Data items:

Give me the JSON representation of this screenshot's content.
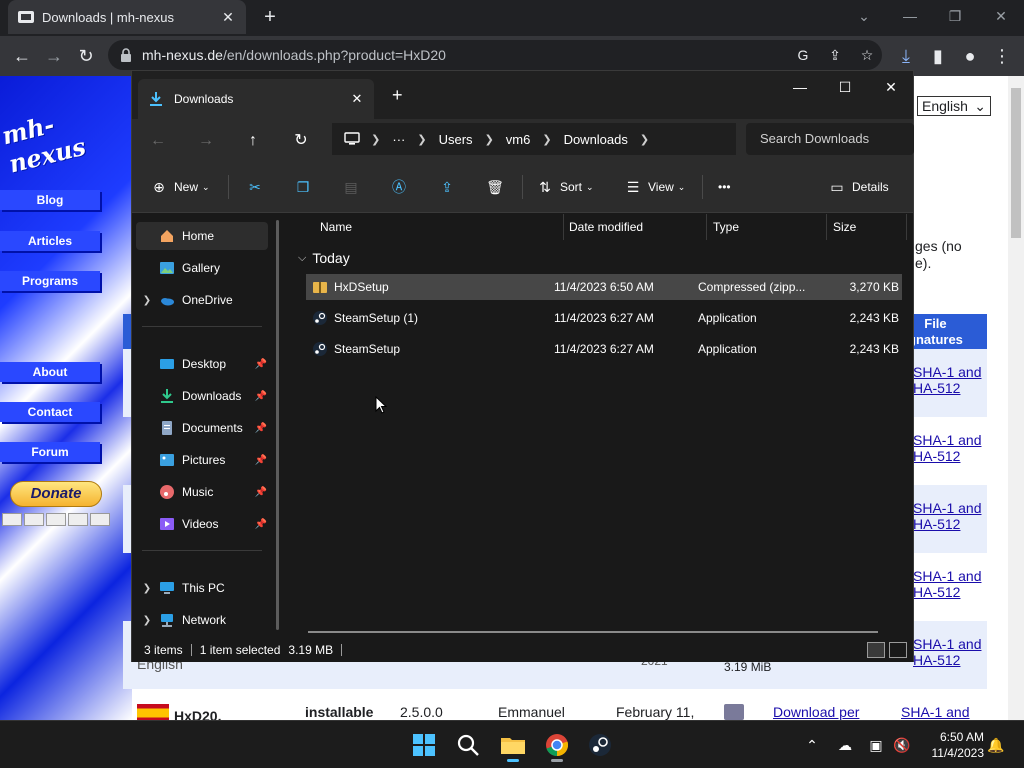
{
  "chrome": {
    "tab_title": "Downloads | mh-nexus",
    "url_host": "mh-nexus.de",
    "url_path": "/en/downloads.php?product=HxD20"
  },
  "website": {
    "logo": "mh-nexus",
    "nav": [
      "Blog",
      "Articles",
      "Programs",
      "About",
      "Contact",
      "Forum"
    ],
    "donate": "Donate",
    "language": "English",
    "partial_text_1": "ges (no",
    "partial_text_2": "e).",
    "sig_header_1": "File",
    "sig_header_2": "gnatures",
    "sig_link_1": "SHA-1 and",
    "sig_link_2": "HA-512",
    "row_lang": "English",
    "row_size": "3.19 MiB",
    "row_year": "2021",
    "bottom_name": "HxD20,",
    "bottom_type": "installable",
    "bottom_version": "2.5.0.0",
    "bottom_author": "Emmanuel",
    "bottom_date": "February 11,",
    "bottom_link": "Download per",
    "bottom_sig": "SHA-1 and"
  },
  "explorer": {
    "tab_title": "Downloads",
    "breadcrumb": [
      "Users",
      "vm6",
      "Downloads"
    ],
    "search_placeholder": "Search Downloads",
    "commands": {
      "new": "New",
      "sort": "Sort",
      "view": "View",
      "more": "•••",
      "details": "Details"
    },
    "nav": {
      "home": "Home",
      "gallery": "Gallery",
      "onedrive": "OneDrive",
      "desktop": "Desktop",
      "downloads": "Downloads",
      "documents": "Documents",
      "pictures": "Pictures",
      "music": "Music",
      "videos": "Videos",
      "this_pc": "This PC",
      "network": "Network"
    },
    "columns": {
      "name": "Name",
      "date": "Date modified",
      "type": "Type",
      "size": "Size"
    },
    "group": "Today",
    "files": [
      {
        "name": "HxDSetup",
        "date": "11/4/2023 6:50 AM",
        "type": "Compressed (zipp...",
        "size": "3,270 KB"
      },
      {
        "name": "SteamSetup (1)",
        "date": "11/4/2023 6:27 AM",
        "type": "Application",
        "size": "2,243 KB"
      },
      {
        "name": "SteamSetup",
        "date": "11/4/2023 6:27 AM",
        "type": "Application",
        "size": "2,243 KB"
      }
    ],
    "status": {
      "items": "3 items",
      "selected": "1 item selected",
      "size": "3.19 MB"
    }
  },
  "taskbar": {
    "time": "6:50 AM",
    "date": "11/4/2023"
  },
  "colors": {
    "accent": "#4cc2ff",
    "explorer_bg": "#191919",
    "selected_row": "#474747",
    "site_blue": "#2a48ff"
  }
}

_Task_:
Repeat the material above word for word, please, apart from its images.

_Final result_:
Give me the JSON representation of this screenshot's content.
{
  "chrome": {
    "tab_title": "Downloads | mh-nexus",
    "url_host": "mh-nexus.de",
    "url_path": "/en/downloads.php?product=HxD20"
  },
  "website": {
    "logo": "mh-nexus",
    "nav": [
      "Blog",
      "Articles",
      "Programs",
      "About",
      "Contact",
      "Forum"
    ],
    "donate": "Donate",
    "language": "English",
    "partial_text_1": "ges (no",
    "partial_text_2": "e).",
    "sig_header_1": "File",
    "sig_header_2": "gnatures",
    "sig_link_1": "SHA-1 and",
    "sig_link_2": "HA-512",
    "row_lang": "English",
    "row_size": "3.19 MiB",
    "row_year": "2021",
    "bottom_name": "HxD20,",
    "bottom_type": "installable",
    "bottom_version": "2.5.0.0",
    "bottom_author": "Emmanuel",
    "bottom_date": "February 11,",
    "bottom_link": "Download per",
    "bottom_sig": "SHA-1 and"
  },
  "explorer": {
    "tab_title": "Downloads",
    "breadcrumb": [
      "Users",
      "vm6",
      "Downloads"
    ],
    "search_placeholder": "Search Downloads",
    "commands": {
      "new": "New",
      "sort": "Sort",
      "view": "View",
      "more": "•••",
      "details": "Details"
    },
    "nav": {
      "home": "Home",
      "gallery": "Gallery",
      "onedrive": "OneDrive",
      "desktop": "Desktop",
      "downloads": "Downloads",
      "documents": "Documents",
      "pictures": "Pictures",
      "music": "Music",
      "videos": "Videos",
      "this_pc": "This PC",
      "network": "Network"
    },
    "columns": {
      "name": "Name",
      "date": "Date modified",
      "type": "Type",
      "size": "Size"
    },
    "group": "Today",
    "files": [
      {
        "name": "HxDSetup",
        "date": "11/4/2023 6:50 AM",
        "type": "Compressed (zipp...",
        "size": "3,270 KB"
      },
      {
        "name": "SteamSetup (1)",
        "date": "11/4/2023 6:27 AM",
        "type": "Application",
        "size": "2,243 KB"
      },
      {
        "name": "SteamSetup",
        "date": "11/4/2023 6:27 AM",
        "type": "Application",
        "size": "2,243 KB"
      }
    ],
    "status": {
      "items": "3 items",
      "selected": "1 item selected",
      "size": "3.19 MB"
    }
  },
  "taskbar": {
    "time": "6:50 AM",
    "date": "11/4/2023"
  },
  "colors": {
    "accent": "#4cc2ff",
    "explorer_bg": "#191919",
    "selected_row": "#474747",
    "site_blue": "#2a48ff"
  }
}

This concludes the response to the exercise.